Records for the task:
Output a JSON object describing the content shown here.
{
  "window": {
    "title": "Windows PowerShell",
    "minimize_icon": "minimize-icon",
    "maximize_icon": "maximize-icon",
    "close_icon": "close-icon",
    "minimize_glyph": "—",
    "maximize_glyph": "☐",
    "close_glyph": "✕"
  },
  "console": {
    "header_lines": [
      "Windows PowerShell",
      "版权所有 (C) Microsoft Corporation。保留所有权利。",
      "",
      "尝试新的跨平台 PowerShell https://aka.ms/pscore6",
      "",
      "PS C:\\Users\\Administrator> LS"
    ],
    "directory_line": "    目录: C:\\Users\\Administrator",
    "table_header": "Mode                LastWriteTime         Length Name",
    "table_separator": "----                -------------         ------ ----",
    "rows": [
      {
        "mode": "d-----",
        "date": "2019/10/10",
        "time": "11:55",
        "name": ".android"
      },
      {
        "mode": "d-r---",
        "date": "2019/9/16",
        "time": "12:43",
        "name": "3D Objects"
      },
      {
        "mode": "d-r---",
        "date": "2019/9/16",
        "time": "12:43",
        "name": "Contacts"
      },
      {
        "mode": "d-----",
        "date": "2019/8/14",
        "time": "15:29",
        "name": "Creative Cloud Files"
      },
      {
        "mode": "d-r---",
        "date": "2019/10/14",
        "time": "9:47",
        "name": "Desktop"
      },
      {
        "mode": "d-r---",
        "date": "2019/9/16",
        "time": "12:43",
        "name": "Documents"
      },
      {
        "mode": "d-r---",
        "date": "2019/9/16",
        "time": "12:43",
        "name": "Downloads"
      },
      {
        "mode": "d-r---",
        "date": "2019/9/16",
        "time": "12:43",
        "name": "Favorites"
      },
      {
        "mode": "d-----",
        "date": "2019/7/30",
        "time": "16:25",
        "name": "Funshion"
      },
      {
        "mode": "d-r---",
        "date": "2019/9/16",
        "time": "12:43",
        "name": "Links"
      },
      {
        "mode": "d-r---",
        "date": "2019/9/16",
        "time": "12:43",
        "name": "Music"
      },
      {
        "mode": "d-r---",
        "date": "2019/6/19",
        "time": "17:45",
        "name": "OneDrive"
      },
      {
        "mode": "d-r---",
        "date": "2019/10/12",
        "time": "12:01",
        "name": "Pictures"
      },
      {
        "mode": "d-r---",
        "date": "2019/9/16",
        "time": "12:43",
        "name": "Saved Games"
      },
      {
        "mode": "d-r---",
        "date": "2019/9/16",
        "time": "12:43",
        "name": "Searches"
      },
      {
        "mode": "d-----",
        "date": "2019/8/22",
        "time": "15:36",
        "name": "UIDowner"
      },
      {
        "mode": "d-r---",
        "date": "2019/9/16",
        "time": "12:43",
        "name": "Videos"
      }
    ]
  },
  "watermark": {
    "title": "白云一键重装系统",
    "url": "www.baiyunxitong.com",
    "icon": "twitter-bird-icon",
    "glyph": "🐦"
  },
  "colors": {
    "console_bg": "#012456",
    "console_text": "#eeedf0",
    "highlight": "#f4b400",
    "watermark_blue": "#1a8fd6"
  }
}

Stated problem: Check each line of the records for the word "title", and show the lines that contain it.

Output:
    "title": "Windows PowerShell",
    "title": "白云一键重装系统",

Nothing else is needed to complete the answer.